Stated exercise:
Work out how many lines of the listing hold "Salzburg", then state only that count.

Records about charts and figures
------------------------------------------------------------------------

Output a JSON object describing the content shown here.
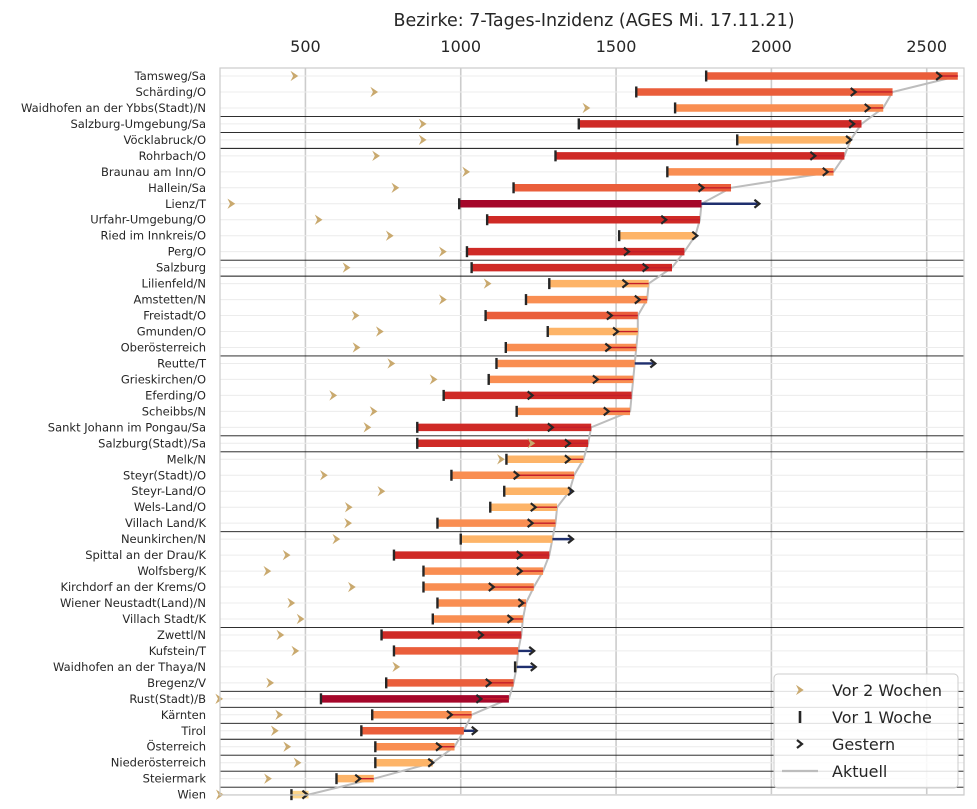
{
  "chart_data": {
    "type": "bar",
    "title": "Bezirke: 7-Tages-Inzidenz (AGES Mi. 17.11.21)",
    "xlabel": "",
    "ylabel": "",
    "xlim": [
      225,
      2620
    ],
    "xticks": [
      500,
      1000,
      1500,
      2000,
      2500
    ],
    "xticks_position": "top",
    "grid": true,
    "legend": {
      "position": "bottom-right",
      "entries": [
        "Vor 2 Wochen",
        "Vor 1 Woche",
        "Gestern",
        "Aktuell"
      ]
    },
    "colors": {
      "vor2": "#c9a96e",
      "vor1": "#262626",
      "gestern": "#262626",
      "aktuell": "#bdbdbd",
      "decrease": "#1f2f6e",
      "ramp": [
        "#fdd58a",
        "#fdb468",
        "#f98e52",
        "#ea5e3b",
        "#cf2a26",
        "#a5072a"
      ]
    },
    "categories": [
      "Tamsweg/Sa",
      "Schärding/O",
      "Waidhofen an der Ybbs(Stadt)/N",
      "Salzburg-Umgebung/Sa",
      "Vöcklabruck/O",
      "Rohrbach/O",
      "Braunau am Inn/O",
      "Hallein/Sa",
      "Lienz/T",
      "Urfahr-Umgebung/O",
      "Ried im Innkreis/O",
      "Perg/O",
      "Salzburg",
      "Lilienfeld/N",
      "Amstetten/N",
      "Freistadt/O",
      "Gmunden/O",
      "Oberösterreich",
      "Reutte/T",
      "Grieskirchen/O",
      "Eferding/O",
      "Scheibbs/N",
      "Sankt Johann im Pongau/Sa",
      "Salzburg(Stadt)/Sa",
      "Melk/N",
      "Steyr(Stadt)/O",
      "Steyr-Land/O",
      "Wels-Land/O",
      "Villach Land/K",
      "Neunkirchen/N",
      "Spittal an der Drau/K",
      "Wolfsberg/K",
      "Kirchdorf an der Krems/O",
      "Wiener Neustadt(Land)/N",
      "Villach Stadt/K",
      "Zwettl/N",
      "Kufstein/T",
      "Waidhofen an der Thaya/N",
      "Bregenz/V",
      "Rust(Stadt)/B",
      "Kärnten",
      "Tirol",
      "Österreich",
      "Niederösterreich",
      "Steiermark",
      "Wien"
    ],
    "state_separator_after": [
      2,
      3,
      4,
      11,
      12,
      17,
      22,
      23,
      28,
      34,
      38,
      39,
      40,
      41,
      42,
      43,
      44
    ],
    "series": [
      {
        "name": "Vor 2 Wochen",
        "values": [
          465,
          722,
          1405,
          878,
          878,
          728,
          1018,
          790,
          262,
          543,
          772,
          943,
          633,
          1087,
          943,
          662,
          740,
          665,
          777,
          913,
          590,
          720,
          700,
          1228,
          1130,
          560,
          745,
          640,
          638,
          600,
          440,
          378,
          650,
          455,
          485,
          420,
          468,
          793,
          387,
          223,
          416,
          402,
          442,
          475,
          380,
          225
        ]
      },
      {
        "name": "Vor 1 Woche",
        "values": [
          1790,
          1565,
          1690,
          1380,
          1890,
          1305,
          1665,
          1170,
          995,
          1085,
          1510,
          1020,
          1035,
          1285,
          1210,
          1080,
          1280,
          1145,
          1115,
          1090,
          945,
          1180,
          860,
          860,
          1147,
          970,
          1140,
          1095,
          925,
          1000,
          785,
          880,
          880,
          925,
          910,
          745,
          785,
          1175,
          760,
          550,
          715,
          680,
          725,
          725,
          600,
          455
        ]
      },
      {
        "name": "Gestern",
        "values": [
          2540,
          2265,
          2310,
          2260,
          2250,
          2135,
          2175,
          1775,
          1955,
          1655,
          1755,
          1535,
          1595,
          1530,
          1570,
          1480,
          1500,
          1475,
          1620,
          1435,
          1225,
          1470,
          1290,
          1345,
          1345,
          1180,
          1355,
          1235,
          1225,
          1355,
          1190,
          1190,
          1100,
          1195,
          1160,
          1065,
          1230,
          1235,
          1090,
          1060,
          965,
          1045,
          930,
          905,
          670,
          500
        ]
      },
      {
        "name": "Aktuell",
        "values": [
          2600,
          2390,
          2360,
          2290,
          2255,
          2235,
          2200,
          1870,
          1775,
          1770,
          1755,
          1720,
          1680,
          1605,
          1600,
          1570,
          1570,
          1565,
          1560,
          1555,
          1550,
          1545,
          1420,
          1410,
          1395,
          1365,
          1350,
          1310,
          1305,
          1295,
          1285,
          1265,
          1235,
          1210,
          1200,
          1195,
          1185,
          1180,
          1170,
          1155,
          1035,
          1010,
          980,
          910,
          720,
          510
        ]
      }
    ]
  }
}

------------------------------------------------------------------------

Response to the task:
3